··· DATASET CONTENT ···

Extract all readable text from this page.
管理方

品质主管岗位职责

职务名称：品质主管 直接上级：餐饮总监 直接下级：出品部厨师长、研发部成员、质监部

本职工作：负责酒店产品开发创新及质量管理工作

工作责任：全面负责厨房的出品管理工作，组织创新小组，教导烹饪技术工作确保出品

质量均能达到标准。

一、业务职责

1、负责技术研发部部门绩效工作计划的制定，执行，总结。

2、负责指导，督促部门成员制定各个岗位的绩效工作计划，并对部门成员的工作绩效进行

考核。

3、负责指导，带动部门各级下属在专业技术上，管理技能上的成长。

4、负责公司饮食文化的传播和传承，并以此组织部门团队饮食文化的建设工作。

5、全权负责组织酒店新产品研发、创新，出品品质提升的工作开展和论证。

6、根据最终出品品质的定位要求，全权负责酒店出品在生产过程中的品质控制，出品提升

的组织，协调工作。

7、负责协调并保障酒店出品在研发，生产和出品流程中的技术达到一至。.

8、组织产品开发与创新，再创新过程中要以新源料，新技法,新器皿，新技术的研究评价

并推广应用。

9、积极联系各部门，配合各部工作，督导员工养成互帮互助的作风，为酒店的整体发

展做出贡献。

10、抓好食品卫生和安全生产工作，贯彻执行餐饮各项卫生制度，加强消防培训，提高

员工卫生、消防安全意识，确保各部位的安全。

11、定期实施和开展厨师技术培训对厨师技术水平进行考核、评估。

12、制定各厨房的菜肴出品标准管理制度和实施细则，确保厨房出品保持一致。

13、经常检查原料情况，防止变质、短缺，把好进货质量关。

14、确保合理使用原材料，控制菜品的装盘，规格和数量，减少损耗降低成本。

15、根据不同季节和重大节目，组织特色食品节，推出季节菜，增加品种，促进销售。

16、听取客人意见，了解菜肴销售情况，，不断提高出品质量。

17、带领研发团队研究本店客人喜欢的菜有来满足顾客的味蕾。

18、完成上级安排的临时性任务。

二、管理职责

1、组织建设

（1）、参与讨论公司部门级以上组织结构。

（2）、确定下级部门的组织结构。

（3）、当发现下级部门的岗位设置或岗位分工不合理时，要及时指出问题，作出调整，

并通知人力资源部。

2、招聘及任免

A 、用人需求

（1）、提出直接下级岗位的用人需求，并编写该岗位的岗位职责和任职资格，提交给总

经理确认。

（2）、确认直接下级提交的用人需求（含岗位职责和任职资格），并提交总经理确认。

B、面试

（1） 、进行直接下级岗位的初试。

···

Check each line above for the word "负责指导", and copy the lines where it appears.

2、负责指导，督促部门成员制定各个岗位的绩效工作计划，并对部门成员的工作绩效进行
3、负责指导，带动部门各级下属在专业技术上，管理技能上的成长。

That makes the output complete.